# EXERCICES:
a) D'après le récit, par quelle série la discussion avec Stephen Desberg a-t-elle commencé ?
b) Modifiez le listing depuis son début jusqu'à la ligne contenant « - x-category-label: High/Medium: [738, 526, 856, 548] » incluse, en remplaçant « bar-segment-easy » par « bar-part-easy » et en laissant tout le reste inchangé. Ne donnez que ces lignes.

# PASSAGE EXTRAIT:
——

Le temps passe, le 40ème festival international de la bande dessinée d’Angoulême n’est plus dans l’actualité ou sur le devant de la scène mais il est encore bien présent dans ma mémoire. Il est donc encore temps de vous faire partager quelques-uns de ces souvenirs, quelques-unes de ces rencontres lors de ces jours passés au cœur des bulles angoumoisines… Je vous ai déjà raconté certaines discussions et il est temps maintenant de parler de Desberg, Jul, Ers et Matz…
Si je veux citer Stephen Desberg c’est que sa rencontre a bien failli ne pas avoir lieu et que cet auteur a accepté l’interview uniquement parce que Céline, une de mes étudiantes, était une fan inconditionnelle, qu’elle voulait absolument que l’on puisse l’interroger, elle désirait ardemment l’entendre et discuter avec lui…
Nonobstant son attachée de presse qui voulait lui assurer un agenda sinon confortable au moins acceptable, Stephen Desberg apprenant la situation acceptait de faire un effort et nous offrait un rendez-vous… La rencontre pourrait avoir lieu avec une rumeur amicale lancée par Thomas Legrain qui susurrait que Desberg acceptait surtout de rencontrer une jeune étudiante… Mais ce n’était qu’une rumeur sans fondement, la vérité était toute autre, Stephen est un auteur sympathique, tout simplement…
Devant son idole, si on peut parler ainsi, face à celui qu’elle considère comme un géant parmi les scénaristes bédé contemporains, Céline fut paralysée par la peur, l’émotion, la timidité… Impossible de lui parler, de l’interroger et, du coup, je dus jouer le journaliste seul. Soyons honnête, avec un client comme Desberg, ce ne fut pas le calvaire ! Cet homme agréable et ouvert, intelligent, fin, et passionné, prend toujours un grand plaisir à parler de ses séries, de ses albums, de ses collaborations avec les dessinateurs dont les noms sont maintenant tous connus Griffo, Vrancken, Vallès, Marini, Reculé, Chetville… Céline connaissait bien la série IRS dont elle avait dévoré tous les albums et c’est par celle-ci que nous avons commencé notre discussion… Il faut dire que le personnage de la série, Larry B Max est tout à fait fascinant comme l’énigmatique Gloria d’ailleurs…
Même si je posais les questions, je voyais bien que Stephen s’adressait directement à Céline qui, elle, de son côté, buvait toutes ses paroles avec la tête d’un disciple fasciné par le grand maître… Devais-je regarder Céline plonger dans son rêve de rencontre ou rester attentif à Desberg pour relancer la discussion ? Finalement j’oscillais entre les deux et je profitais sur les deux tableaux en regrettant de n’avoir pas eu une main et un œil supplémentaires pour filmer ou photographier la situation…
Je crois que cette rencontre a illustré que la renommée d’un auteur – celle de Stephen Desberg qui est réellement connu avec ses séries phares, IRS, Sherman ou Le Scorpion – n’empêche pas la simplicité, la délicatesse, la volonté de proximité avec les lecteurs… A défaut d’avoir été capable d’interroger son auteur fétiche, je crois que Céline est repartie avec un lot d’émotion qu’elle va maintenant savourer au jour le jour jusqu’à une prochaine rencontre à Angoulême ou ailleurs, et là, c’est promis-juré-craché, c’est elle qui posera les questions !

——

# DONNÉES À UTILISER:
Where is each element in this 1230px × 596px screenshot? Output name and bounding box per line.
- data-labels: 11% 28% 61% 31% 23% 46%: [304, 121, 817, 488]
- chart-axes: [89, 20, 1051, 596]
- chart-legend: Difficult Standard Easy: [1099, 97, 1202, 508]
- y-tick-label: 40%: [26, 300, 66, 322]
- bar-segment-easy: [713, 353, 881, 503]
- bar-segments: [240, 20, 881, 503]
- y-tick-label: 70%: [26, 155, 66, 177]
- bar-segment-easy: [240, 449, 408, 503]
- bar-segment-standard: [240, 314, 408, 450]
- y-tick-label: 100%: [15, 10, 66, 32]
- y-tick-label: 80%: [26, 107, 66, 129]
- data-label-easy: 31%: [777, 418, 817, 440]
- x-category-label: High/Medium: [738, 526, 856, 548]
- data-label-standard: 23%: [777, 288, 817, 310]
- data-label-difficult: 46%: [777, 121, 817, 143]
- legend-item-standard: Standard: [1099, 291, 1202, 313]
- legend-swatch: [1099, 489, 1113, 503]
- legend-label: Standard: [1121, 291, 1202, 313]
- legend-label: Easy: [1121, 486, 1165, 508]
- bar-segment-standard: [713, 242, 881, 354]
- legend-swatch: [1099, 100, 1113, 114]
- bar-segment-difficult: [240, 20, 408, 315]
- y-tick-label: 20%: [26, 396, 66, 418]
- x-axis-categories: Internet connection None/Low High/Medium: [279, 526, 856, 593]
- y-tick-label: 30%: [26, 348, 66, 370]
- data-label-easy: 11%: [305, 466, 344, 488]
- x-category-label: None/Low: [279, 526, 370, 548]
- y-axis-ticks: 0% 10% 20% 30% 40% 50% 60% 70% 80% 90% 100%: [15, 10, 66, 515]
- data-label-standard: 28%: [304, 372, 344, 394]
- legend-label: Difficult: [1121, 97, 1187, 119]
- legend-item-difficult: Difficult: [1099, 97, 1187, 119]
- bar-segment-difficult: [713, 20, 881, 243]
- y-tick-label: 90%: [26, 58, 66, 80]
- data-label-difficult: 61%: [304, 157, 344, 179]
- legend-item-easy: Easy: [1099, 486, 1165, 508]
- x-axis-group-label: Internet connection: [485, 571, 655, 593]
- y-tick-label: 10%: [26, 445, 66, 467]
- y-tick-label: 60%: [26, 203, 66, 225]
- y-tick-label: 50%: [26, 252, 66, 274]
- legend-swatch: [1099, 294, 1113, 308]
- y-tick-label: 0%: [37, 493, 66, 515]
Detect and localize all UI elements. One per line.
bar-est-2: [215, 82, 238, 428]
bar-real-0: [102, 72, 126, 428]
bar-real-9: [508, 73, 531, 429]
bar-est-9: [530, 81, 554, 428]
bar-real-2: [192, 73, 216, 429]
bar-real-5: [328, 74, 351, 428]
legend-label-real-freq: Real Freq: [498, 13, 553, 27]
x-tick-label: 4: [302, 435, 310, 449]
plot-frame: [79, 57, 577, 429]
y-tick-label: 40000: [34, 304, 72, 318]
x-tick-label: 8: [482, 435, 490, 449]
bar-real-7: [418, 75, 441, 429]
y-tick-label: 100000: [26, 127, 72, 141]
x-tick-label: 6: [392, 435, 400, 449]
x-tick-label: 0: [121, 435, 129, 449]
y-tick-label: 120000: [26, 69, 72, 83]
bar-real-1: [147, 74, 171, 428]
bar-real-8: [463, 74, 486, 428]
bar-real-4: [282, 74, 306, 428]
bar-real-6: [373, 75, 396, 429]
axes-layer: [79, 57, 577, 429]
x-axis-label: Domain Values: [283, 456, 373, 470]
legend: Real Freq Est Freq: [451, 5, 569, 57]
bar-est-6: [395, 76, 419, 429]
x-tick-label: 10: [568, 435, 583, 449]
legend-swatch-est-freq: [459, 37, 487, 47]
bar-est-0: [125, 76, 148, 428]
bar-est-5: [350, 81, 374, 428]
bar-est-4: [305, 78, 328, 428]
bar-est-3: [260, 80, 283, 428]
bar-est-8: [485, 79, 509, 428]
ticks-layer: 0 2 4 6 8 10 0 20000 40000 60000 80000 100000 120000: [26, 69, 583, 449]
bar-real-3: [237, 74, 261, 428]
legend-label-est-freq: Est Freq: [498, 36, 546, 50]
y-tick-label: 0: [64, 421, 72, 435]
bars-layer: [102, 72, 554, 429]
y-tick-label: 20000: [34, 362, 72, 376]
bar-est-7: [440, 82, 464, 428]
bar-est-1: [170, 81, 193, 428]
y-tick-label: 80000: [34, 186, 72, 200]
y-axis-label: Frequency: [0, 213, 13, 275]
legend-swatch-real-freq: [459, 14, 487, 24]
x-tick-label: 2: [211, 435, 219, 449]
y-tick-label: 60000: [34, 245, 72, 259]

——

# SOLUTIONS CI-DESSOUS:
a) Par la série IRS.

b)
Where is each element in this 1230px × 596px screenshot? Output name and bounding box per line.
- data-labels: 11% 28% 61% 31% 23% 46%: [304, 121, 817, 488]
- chart-axes: [89, 20, 1051, 596]
- chart-legend: Difficult Standard Easy: [1099, 97, 1202, 508]
- y-tick-label: 40%: [26, 300, 66, 322]
- bar-part-easy: [713, 353, 881, 503]
- bar-segments: [240, 20, 881, 503]
- y-tick-label: 70%: [26, 155, 66, 177]
- bar-part-easy: [240, 449, 408, 503]
- bar-segment-standard: [240, 314, 408, 450]
- y-tick-label: 100%: [15, 10, 66, 32]
- y-tick-label: 80%: [26, 107, 66, 129]
- data-label-easy: 31%: [777, 418, 817, 440]
- x-category-label: High/Medium: [738, 526, 856, 548]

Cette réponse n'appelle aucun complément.